- _Problem set_
(a) Repeat word for word the section of the passage on Harvey Postlethwaite's career starting at "Postlethwaite briefly rejoined" and ending at "Ben and Amey.".
(b) Reproduce the records verbatim, starting at the first line of the records and ending at the line containing "menu-edit[interactable]: Edit [99, 478, 116, 489]", with both of those lines included.

- _Supplied passage_
****************************************
The news stunned the motor racing community, where Postlethwaite was a popular figure. Eddie Jordan, owner of the Jordan Grand Prix team, said: "The news of Harvey's death has come as a great shock. We had been talking only recently about new projects he was working on and was very excited about.

"Harvey was an academic and a true gentleman. He was always so committed and enthusiastic. This is a sad blow to Formula One," Jordan said.

Postlethwaite started his F1 career in 1971 with March Engineering and designed the car which James Hunt drove to victory for the Hesketh team in the Dutch Grand Prix at Zandvoort in 1975. He was the designer for the Wolf team which won its debut grand prix in 1977 and then finished as runner-up in the constructors' championship.

Postlethwaite joined Ferrari in 1981 and designed a chassis for the team's new turbocharged engine. Postlethwaite-designed Ferraris won the constructors' title in 1982 and 1983.

He returned to Britain in 1988 as technical director at Tyrrell. His raised-nose car design of 1990 revolutionised F1 aerodynamics and is now a standard of single-seater design.

Postlethwaite briefly rejoined Ferrari as technical director in 1991, then moved to the Swiss Sauber team before returning to Tyrrell in 1994. He became joint managing director of Tyrrell before the team's sale in 1997.

Postlethwaite joined Honda as technical director of its F1 project, before the team's expected grand prix return next season, and was on the F1 technical commission's safety committee.

He is survived by his wife, Cherry, and two children, Ben and Amey.
****************************************
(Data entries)
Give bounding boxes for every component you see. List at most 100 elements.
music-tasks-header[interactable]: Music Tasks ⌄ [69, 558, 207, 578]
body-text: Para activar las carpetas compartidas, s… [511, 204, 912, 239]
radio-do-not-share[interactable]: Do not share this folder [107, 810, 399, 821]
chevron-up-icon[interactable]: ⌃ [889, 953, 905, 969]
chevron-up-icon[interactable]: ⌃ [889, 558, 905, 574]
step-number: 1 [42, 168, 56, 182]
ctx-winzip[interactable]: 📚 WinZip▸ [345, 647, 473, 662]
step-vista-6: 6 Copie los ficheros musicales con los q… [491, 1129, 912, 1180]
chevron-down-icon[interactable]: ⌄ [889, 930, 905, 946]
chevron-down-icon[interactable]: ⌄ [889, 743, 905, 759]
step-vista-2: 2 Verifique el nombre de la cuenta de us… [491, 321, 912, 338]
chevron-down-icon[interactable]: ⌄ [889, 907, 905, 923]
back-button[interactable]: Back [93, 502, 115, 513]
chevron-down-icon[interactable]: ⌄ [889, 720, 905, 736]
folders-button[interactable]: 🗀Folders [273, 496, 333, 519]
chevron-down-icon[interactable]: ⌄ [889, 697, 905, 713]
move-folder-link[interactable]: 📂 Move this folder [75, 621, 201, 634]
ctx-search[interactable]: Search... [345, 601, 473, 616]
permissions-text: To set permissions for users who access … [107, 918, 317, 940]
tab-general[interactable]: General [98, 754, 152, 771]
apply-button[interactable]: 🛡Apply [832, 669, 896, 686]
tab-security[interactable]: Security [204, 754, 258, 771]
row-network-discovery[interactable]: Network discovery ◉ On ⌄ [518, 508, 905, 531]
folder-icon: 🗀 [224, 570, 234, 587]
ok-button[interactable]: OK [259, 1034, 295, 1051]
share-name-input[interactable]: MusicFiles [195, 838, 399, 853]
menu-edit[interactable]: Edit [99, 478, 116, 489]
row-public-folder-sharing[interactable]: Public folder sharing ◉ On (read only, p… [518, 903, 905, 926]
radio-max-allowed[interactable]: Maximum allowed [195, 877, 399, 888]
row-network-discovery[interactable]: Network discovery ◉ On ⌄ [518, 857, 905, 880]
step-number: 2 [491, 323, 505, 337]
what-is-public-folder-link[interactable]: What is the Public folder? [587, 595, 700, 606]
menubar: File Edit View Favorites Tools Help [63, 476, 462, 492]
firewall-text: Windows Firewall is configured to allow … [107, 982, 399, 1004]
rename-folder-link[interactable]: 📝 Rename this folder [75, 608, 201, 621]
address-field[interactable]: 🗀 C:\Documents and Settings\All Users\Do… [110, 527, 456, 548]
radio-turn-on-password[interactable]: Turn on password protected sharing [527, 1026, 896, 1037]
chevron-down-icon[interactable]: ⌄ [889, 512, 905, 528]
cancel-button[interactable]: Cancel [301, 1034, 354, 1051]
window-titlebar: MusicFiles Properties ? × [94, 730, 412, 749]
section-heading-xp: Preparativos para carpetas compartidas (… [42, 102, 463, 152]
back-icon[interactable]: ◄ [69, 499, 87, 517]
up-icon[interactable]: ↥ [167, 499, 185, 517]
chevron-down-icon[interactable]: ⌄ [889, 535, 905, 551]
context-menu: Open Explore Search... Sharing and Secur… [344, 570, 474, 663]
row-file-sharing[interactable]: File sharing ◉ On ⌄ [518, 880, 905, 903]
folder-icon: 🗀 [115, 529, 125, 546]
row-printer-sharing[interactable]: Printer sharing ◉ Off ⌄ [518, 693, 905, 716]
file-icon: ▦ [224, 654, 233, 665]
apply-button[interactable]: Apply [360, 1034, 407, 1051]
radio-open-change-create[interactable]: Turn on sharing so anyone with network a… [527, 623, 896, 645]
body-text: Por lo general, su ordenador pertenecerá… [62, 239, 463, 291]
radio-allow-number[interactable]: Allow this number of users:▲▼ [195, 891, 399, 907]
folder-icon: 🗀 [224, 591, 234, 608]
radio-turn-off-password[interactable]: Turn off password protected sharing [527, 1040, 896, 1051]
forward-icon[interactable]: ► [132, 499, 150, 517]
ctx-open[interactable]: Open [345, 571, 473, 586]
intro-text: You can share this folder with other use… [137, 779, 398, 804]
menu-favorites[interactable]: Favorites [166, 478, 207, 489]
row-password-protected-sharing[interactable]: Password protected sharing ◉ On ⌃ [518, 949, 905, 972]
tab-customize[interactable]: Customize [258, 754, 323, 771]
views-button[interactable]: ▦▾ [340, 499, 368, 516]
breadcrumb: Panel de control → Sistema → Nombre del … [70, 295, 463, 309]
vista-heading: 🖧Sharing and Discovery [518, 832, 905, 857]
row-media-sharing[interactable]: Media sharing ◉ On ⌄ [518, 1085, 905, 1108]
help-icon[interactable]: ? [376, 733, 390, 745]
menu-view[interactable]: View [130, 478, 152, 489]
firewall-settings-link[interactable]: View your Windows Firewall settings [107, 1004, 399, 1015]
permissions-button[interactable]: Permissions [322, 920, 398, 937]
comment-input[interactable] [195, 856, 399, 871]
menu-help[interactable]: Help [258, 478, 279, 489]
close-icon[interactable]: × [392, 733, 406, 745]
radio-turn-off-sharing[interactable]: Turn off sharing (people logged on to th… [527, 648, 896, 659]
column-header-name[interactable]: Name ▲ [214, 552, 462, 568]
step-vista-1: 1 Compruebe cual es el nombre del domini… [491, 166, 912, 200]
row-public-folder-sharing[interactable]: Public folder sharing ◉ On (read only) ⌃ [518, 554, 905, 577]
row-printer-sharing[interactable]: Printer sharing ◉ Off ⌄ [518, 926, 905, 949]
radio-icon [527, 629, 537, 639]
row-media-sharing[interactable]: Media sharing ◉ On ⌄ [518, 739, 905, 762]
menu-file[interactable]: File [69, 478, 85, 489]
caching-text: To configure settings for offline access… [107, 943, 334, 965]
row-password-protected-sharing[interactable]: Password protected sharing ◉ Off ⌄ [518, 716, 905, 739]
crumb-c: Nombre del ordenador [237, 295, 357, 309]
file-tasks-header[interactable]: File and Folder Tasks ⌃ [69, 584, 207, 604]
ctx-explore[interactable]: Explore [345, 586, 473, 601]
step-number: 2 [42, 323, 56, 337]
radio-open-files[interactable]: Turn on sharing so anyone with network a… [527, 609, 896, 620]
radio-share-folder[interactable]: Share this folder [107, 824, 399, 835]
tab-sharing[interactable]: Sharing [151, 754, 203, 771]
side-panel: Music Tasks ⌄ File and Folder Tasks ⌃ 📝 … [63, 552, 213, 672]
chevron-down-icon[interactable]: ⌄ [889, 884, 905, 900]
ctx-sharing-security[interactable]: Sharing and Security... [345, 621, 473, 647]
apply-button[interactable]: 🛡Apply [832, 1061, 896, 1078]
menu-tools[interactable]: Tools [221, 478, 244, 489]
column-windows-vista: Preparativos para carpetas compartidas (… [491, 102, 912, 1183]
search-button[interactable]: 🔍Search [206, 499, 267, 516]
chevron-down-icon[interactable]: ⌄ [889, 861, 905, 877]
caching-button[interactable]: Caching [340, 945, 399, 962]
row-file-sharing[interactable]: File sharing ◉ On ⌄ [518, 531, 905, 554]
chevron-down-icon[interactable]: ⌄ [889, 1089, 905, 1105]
****************************************
- _Responses in order_
(a)
Postlethwaite briefly rejoined Ferrari as technical director in 1991, then moved to the Swiss Sauber team before returning to Tyrrell in 1994. He became joint managing director of Tyrrell before the team's sale in 1997.

Postlethwaite joined Honda as technical director of its F1 project, before the team's expected grand prix return next season, and was on the F1 technical commission's safety committee.

He is survived by his wife, Cherry, and two children, Ben and Amey.

(b)
Give bounding boxes for every component you see. List at most 100 elements.
music-tasks-header[interactable]: Music Tasks ⌄ [69, 558, 207, 578]
body-text: Para activar las carpetas compartidas, s… [511, 204, 912, 239]
radio-do-not-share[interactable]: Do not share this folder [107, 810, 399, 821]
chevron-up-icon[interactable]: ⌃ [889, 953, 905, 969]
chevron-up-icon[interactable]: ⌃ [889, 558, 905, 574]
step-number: 1 [42, 168, 56, 182]
ctx-winzip[interactable]: 📚 WinZip▸ [345, 647, 473, 662]
step-vista-6: 6 Copie los ficheros musicales con los q… [491, 1129, 912, 1180]
chevron-down-icon[interactable]: ⌄ [889, 930, 905, 946]
chevron-down-icon[interactable]: ⌄ [889, 743, 905, 759]
step-vista-2: 2 Verifique el nombre de la cuenta de us… [491, 321, 912, 338]
chevron-down-icon[interactable]: ⌄ [889, 907, 905, 923]
back-button[interactable]: Back [93, 502, 115, 513]
chevron-down-icon[interactable]: ⌄ [889, 720, 905, 736]
folders-button[interactable]: 🗀Folders [273, 496, 333, 519]
chevron-down-icon[interactable]: ⌄ [889, 697, 905, 713]
move-folder-link[interactable]: 📂 Move this folder [75, 621, 201, 634]
ctx-search[interactable]: Search... [345, 601, 473, 616]
permissions-text: To set permissions for users who access … [107, 918, 317, 940]
tab-general[interactable]: General [98, 754, 152, 771]
apply-button[interactable]: 🛡Apply [832, 669, 896, 686]
tab-security[interactable]: Security [204, 754, 258, 771]
row-network-discovery[interactable]: Network discovery ◉ On ⌄ [518, 508, 905, 531]
folder-icon: 🗀 [224, 570, 234, 587]
ok-button[interactable]: OK [259, 1034, 295, 1051]
share-name-input[interactable]: MusicFiles [195, 838, 399, 853]
menu-edit[interactable]: Edit [99, 478, 116, 489]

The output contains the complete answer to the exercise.